Directions
Search the listing for "Longboat" and copy every line where it appears.

-- START OF Provided data --

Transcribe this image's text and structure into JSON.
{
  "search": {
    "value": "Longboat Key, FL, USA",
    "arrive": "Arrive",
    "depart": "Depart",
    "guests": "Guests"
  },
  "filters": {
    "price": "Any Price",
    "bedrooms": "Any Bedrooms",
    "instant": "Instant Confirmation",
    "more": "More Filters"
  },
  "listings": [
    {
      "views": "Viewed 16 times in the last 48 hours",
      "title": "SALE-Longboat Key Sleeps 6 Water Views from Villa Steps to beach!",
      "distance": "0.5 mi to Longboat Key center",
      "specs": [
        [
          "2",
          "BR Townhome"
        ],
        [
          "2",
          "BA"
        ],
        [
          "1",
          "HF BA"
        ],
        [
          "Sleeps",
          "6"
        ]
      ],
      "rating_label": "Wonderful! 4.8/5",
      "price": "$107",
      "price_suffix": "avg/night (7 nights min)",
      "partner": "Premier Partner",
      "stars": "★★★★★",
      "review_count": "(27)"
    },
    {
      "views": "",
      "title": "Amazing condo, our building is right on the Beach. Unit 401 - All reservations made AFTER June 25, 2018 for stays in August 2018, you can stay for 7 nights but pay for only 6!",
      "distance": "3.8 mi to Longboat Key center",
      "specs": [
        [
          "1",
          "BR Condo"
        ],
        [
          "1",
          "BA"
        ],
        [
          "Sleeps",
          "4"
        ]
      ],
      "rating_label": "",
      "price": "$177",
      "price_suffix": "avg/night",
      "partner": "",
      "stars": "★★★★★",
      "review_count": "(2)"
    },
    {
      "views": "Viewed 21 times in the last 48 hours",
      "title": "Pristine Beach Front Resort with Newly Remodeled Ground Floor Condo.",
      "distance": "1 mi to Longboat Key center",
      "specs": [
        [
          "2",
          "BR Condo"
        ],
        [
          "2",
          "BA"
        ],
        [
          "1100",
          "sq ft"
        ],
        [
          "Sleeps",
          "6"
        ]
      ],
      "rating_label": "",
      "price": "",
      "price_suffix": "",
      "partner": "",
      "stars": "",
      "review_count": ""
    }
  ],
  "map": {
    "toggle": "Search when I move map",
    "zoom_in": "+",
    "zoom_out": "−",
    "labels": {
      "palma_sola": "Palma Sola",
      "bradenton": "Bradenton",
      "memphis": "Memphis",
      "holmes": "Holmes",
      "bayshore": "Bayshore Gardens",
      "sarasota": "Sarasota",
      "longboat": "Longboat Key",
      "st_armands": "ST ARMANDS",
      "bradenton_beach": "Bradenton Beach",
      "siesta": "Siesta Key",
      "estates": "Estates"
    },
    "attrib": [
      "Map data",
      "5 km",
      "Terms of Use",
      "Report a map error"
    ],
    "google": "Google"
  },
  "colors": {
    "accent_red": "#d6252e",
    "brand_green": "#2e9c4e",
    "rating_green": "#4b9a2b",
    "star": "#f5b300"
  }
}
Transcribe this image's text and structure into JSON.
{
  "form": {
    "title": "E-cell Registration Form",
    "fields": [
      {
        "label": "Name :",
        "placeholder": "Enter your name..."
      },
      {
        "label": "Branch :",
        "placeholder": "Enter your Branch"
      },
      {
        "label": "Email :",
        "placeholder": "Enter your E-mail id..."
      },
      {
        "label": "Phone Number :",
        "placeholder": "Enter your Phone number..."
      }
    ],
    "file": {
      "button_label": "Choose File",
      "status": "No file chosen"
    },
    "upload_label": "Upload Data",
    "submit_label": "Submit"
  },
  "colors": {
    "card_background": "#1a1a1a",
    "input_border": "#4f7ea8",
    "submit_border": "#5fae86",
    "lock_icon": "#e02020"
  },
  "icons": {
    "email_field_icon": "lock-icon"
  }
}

-- END OF Provided data --

Result
    "value": "Longboat Key, FL, USA",
      "title": "SALE-Longboat Key Sleeps 6 Water Views from Villa Steps to beach!",
      "distance": "0.5 mi to Longboat Key center",
      "distance": "3.8 mi to Longboat Key center",
      "distance": "1 mi to Longboat Key center",
      "longboat": "Longboat Key",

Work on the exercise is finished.